[start DATA TO USE]
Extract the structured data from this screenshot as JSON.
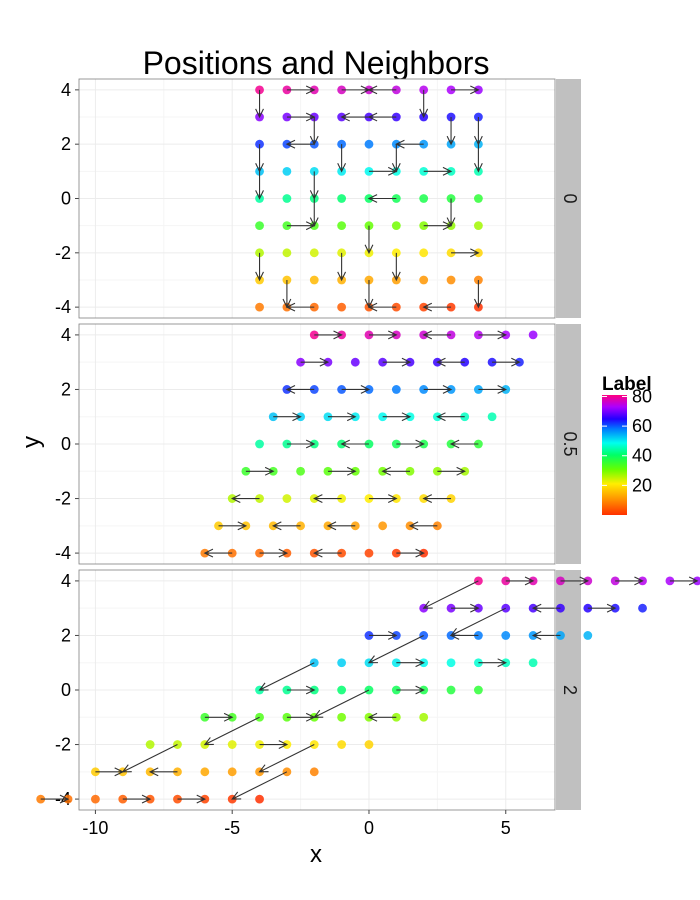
{
  "chart_data": {
    "type": "scatter",
    "title": "Positions and Neighbors",
    "xlabel": "x",
    "ylabel": "y",
    "xlim": [
      -10.6,
      6.8
    ],
    "ylim": [
      -4.4,
      4.4
    ],
    "x_ticks": [
      -10,
      -5,
      0,
      5
    ],
    "y_ticks": [
      4,
      2,
      0,
      -2,
      -4
    ],
    "x_tick_labels": [
      "-10",
      "-5",
      "0",
      "5"
    ],
    "y_tick_labels": [
      "4",
      "2",
      "0",
      "-2",
      "-4"
    ],
    "grid": true,
    "facet_variable_values": [
      "0",
      "0.5",
      "2"
    ],
    "legend": {
      "title": "Label",
      "position": "right",
      "ticks": [
        20,
        40,
        60,
        80
      ],
      "tick_labels": [
        "20",
        "40",
        "60",
        "80"
      ],
      "range": [
        0,
        81
      ],
      "colormap": "rainbow (red at low, magenta at high)"
    },
    "panels": [
      {
        "strip": "0",
        "shear": 0,
        "points": "9x9 lattice, x in {-4..4}, y in {-4..4}, label 0 at bottom-right, 80 at top-left",
        "arrows_from_to": [
          [
            [
              -4,
              4
            ],
            [
              -4,
              3
            ]
          ],
          [
            [
              -3,
              4
            ],
            [
              -2,
              4
            ]
          ],
          [
            [
              -1,
              4
            ],
            [
              0,
              4
            ]
          ],
          [
            [
              1,
              4
            ],
            [
              0,
              4
            ]
          ],
          [
            [
              2,
              4
            ],
            [
              2,
              3
            ]
          ],
          [
            [
              3,
              4
            ],
            [
              4,
              4
            ]
          ],
          [
            [
              -3,
              3
            ],
            [
              -2,
              3
            ]
          ],
          [
            [
              -2,
              3
            ],
            [
              -2,
              2
            ]
          ],
          [
            [
              0,
              3
            ],
            [
              -1,
              3
            ]
          ],
          [
            [
              1,
              3
            ],
            [
              0,
              3
            ]
          ],
          [
            [
              3,
              3
            ],
            [
              3,
              2
            ]
          ],
          [
            [
              4,
              3
            ],
            [
              4,
              2
            ]
          ],
          [
            [
              -4,
              2
            ],
            [
              -4,
              1
            ]
          ],
          [
            [
              -2,
              2
            ],
            [
              -3,
              2
            ]
          ],
          [
            [
              -1,
              2
            ],
            [
              -1,
              1
            ]
          ],
          [
            [
              1,
              2
            ],
            [
              1,
              1
            ]
          ],
          [
            [
              2,
              2
            ],
            [
              1,
              2
            ]
          ],
          [
            [
              4,
              2
            ],
            [
              4,
              1
            ]
          ],
          [
            [
              -4,
              1
            ],
            [
              -4,
              0
            ]
          ],
          [
            [
              -2,
              1
            ],
            [
              -2,
              0
            ]
          ],
          [
            [
              0,
              1
            ],
            [
              1,
              1
            ]
          ],
          [
            [
              2,
              1
            ],
            [
              3,
              1
            ]
          ],
          [
            [
              -2,
              0
            ],
            [
              -2,
              -1
            ]
          ],
          [
            [
              1,
              0
            ],
            [
              0,
              0
            ]
          ],
          [
            [
              3,
              0
            ],
            [
              3,
              -1
            ]
          ],
          [
            [
              -3,
              -1
            ],
            [
              -2,
              -1
            ]
          ],
          [
            [
              0,
              -1
            ],
            [
              0,
              -2
            ]
          ],
          [
            [
              2,
              -1
            ],
            [
              3,
              -1
            ]
          ],
          [
            [
              -4,
              -2
            ],
            [
              -4,
              -3
            ]
          ],
          [
            [
              -1,
              -2
            ],
            [
              -1,
              -3
            ]
          ],
          [
            [
              1,
              -2
            ],
            [
              1,
              -3
            ]
          ],
          [
            [
              3,
              -2
            ],
            [
              4,
              -2
            ]
          ],
          [
            [
              -3,
              -3
            ],
            [
              -3,
              -4
            ]
          ],
          [
            [
              0,
              -3
            ],
            [
              0,
              -4
            ]
          ],
          [
            [
              4,
              -3
            ],
            [
              4,
              -4
            ]
          ],
          [
            [
              -2,
              -4
            ],
            [
              -3,
              -4
            ]
          ],
          [
            [
              1,
              -4
            ],
            [
              0,
              -4
            ]
          ],
          [
            [
              3,
              -4
            ],
            [
              2,
              -4
            ]
          ]
        ]
      },
      {
        "strip": "0.5",
        "shear": 0.5,
        "points": "9x9 lattice sheared by 0.5*y, x in {-4..4}, y in {-4..4}",
        "arrows_from_to": [
          [
            [
              -4,
              4
            ],
            [
              -3,
              4
            ]
          ],
          [
            [
              -2,
              4
            ],
            [
              -1,
              4
            ]
          ],
          [
            [
              1,
              4
            ],
            [
              0,
              4
            ]
          ],
          [
            [
              2,
              4
            ],
            [
              3,
              4
            ]
          ],
          [
            [
              -4,
              3
            ],
            [
              -3,
              3
            ]
          ],
          [
            [
              -1,
              3
            ],
            [
              0,
              3
            ]
          ],
          [
            [
              2,
              3
            ],
            [
              1,
              3
            ]
          ],
          [
            [
              3,
              3
            ],
            [
              4,
              3
            ]
          ],
          [
            [
              -3,
              2
            ],
            [
              -4,
              2
            ]
          ],
          [
            [
              -2,
              2
            ],
            [
              -1,
              2
            ]
          ],
          [
            [
              1,
              2
            ],
            [
              2,
              2
            ]
          ],
          [
            [
              3,
              2
            ],
            [
              4,
              2
            ]
          ],
          [
            [
              -4,
              1
            ],
            [
              -3,
              1
            ]
          ],
          [
            [
              -2,
              1
            ],
            [
              -1,
              1
            ]
          ],
          [
            [
              0,
              1
            ],
            [
              1,
              1
            ]
          ],
          [
            [
              3,
              1
            ],
            [
              2,
              1
            ]
          ],
          [
            [
              -3,
              0
            ],
            [
              -2,
              0
            ]
          ],
          [
            [
              0,
              0
            ],
            [
              -1,
              0
            ]
          ],
          [
            [
              1,
              0
            ],
            [
              2,
              0
            ]
          ],
          [
            [
              4,
              0
            ],
            [
              3,
              0
            ]
          ],
          [
            [
              -4,
              -1
            ],
            [
              -3,
              -1
            ]
          ],
          [
            [
              -1,
              -1
            ],
            [
              0,
              -1
            ]
          ],
          [
            [
              2,
              -1
            ],
            [
              1,
              -1
            ]
          ],
          [
            [
              3,
              -1
            ],
            [
              4,
              -1
            ]
          ],
          [
            [
              -3,
              -2
            ],
            [
              -4,
              -2
            ]
          ],
          [
            [
              0,
              -2
            ],
            [
              -1,
              -2
            ]
          ],
          [
            [
              1,
              -2
            ],
            [
              2,
              -2
            ]
          ],
          [
            [
              4,
              -2
            ],
            [
              3,
              -2
            ]
          ],
          [
            [
              -4,
              -3
            ],
            [
              -3,
              -3
            ]
          ],
          [
            [
              -1,
              -3
            ],
            [
              -2,
              -3
            ]
          ],
          [
            [
              1,
              -3
            ],
            [
              0,
              -3
            ]
          ],
          [
            [
              4,
              -3
            ],
            [
              3,
              -3
            ]
          ],
          [
            [
              -3,
              -4
            ],
            [
              -4,
              -4
            ]
          ],
          [
            [
              -2,
              -4
            ],
            [
              -1,
              -4
            ]
          ],
          [
            [
              1,
              -4
            ],
            [
              0,
              -4
            ]
          ],
          [
            [
              3,
              -4
            ],
            [
              4,
              -4
            ]
          ]
        ]
      },
      {
        "strip": "2",
        "shear": 2,
        "points": "9x9 lattice sheared by 2*y, x in {-4..4}, y in {-4..4}",
        "arrows_from_to": [
          [
            [
              -4,
              4
            ],
            [
              -4,
              3
            ]
          ],
          [
            [
              -3,
              4
            ],
            [
              -2,
              4
            ]
          ],
          [
            [
              -1,
              4
            ],
            [
              0,
              4
            ]
          ],
          [
            [
              1,
              4
            ],
            [
              2,
              4
            ]
          ],
          [
            [
              3,
              4
            ],
            [
              4,
              4
            ]
          ],
          [
            [
              -3,
              3
            ],
            [
              -2,
              3
            ]
          ],
          [
            [
              -1,
              3
            ],
            [
              -1,
              2
            ]
          ],
          [
            [
              1,
              3
            ],
            [
              0,
              3
            ]
          ],
          [
            [
              2,
              3
            ],
            [
              3,
              3
            ]
          ],
          [
            [
              -4,
              2
            ],
            [
              -3,
              2
            ]
          ],
          [
            [
              -2,
              2
            ],
            [
              -2,
              1
            ]
          ],
          [
            [
              0,
              2
            ],
            [
              -1,
              2
            ]
          ],
          [
            [
              3,
              2
            ],
            [
              2,
              2
            ]
          ],
          [
            [
              -4,
              1
            ],
            [
              -4,
              0
            ]
          ],
          [
            [
              -1,
              1
            ],
            [
              0,
              1
            ]
          ],
          [
            [
              2,
              1
            ],
            [
              3,
              1
            ]
          ],
          [
            [
              -3,
              0
            ],
            [
              -2,
              0
            ]
          ],
          [
            [
              0,
              0
            ],
            [
              0,
              -1
            ]
          ],
          [
            [
              1,
              0
            ],
            [
              2,
              0
            ]
          ],
          [
            [
              -4,
              -1
            ],
            [
              -3,
              -1
            ]
          ],
          [
            [
              -2,
              -1
            ],
            [
              -2,
              -2
            ]
          ],
          [
            [
              -1,
              -1
            ],
            [
              0,
              -1
            ]
          ],
          [
            [
              3,
              -1
            ],
            [
              2,
              -1
            ]
          ],
          [
            [
              -3,
              -2
            ],
            [
              -3,
              -3
            ]
          ],
          [
            [
              0,
              -2
            ],
            [
              1,
              -2
            ]
          ],
          [
            [
              2,
              -2
            ],
            [
              2,
              -3
            ]
          ],
          [
            [
              -4,
              -3
            ],
            [
              -3,
              -3
            ]
          ],
          [
            [
              -1,
              -3
            ],
            [
              -2,
              -3
            ]
          ],
          [
            [
              3,
              -3
            ],
            [
              3,
              -4
            ]
          ],
          [
            [
              -4,
              -4
            ],
            [
              -3,
              -4
            ]
          ],
          [
            [
              -1,
              -4
            ],
            [
              0,
              -4
            ]
          ],
          [
            [
              1,
              -4
            ],
            [
              2,
              -4
            ]
          ]
        ]
      }
    ]
  },
  "colors": {
    "panel_background": "#ffffff",
    "grid": "#ececec",
    "strip_background": "#c0c0c0",
    "arrow": "#333333",
    "panel_border": "#7f7f7f"
  }
}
[end DATA TO USE]
• REQUIREMENTS: Find all the lines containing "right" in the material, then copy them.

• SOLVED EXERCISE:
      "position": "right",
        "points": "9x9 lattice, x in {-4..4}, y in {-4..4}, label 0 at bottom-right, 80 at top-left",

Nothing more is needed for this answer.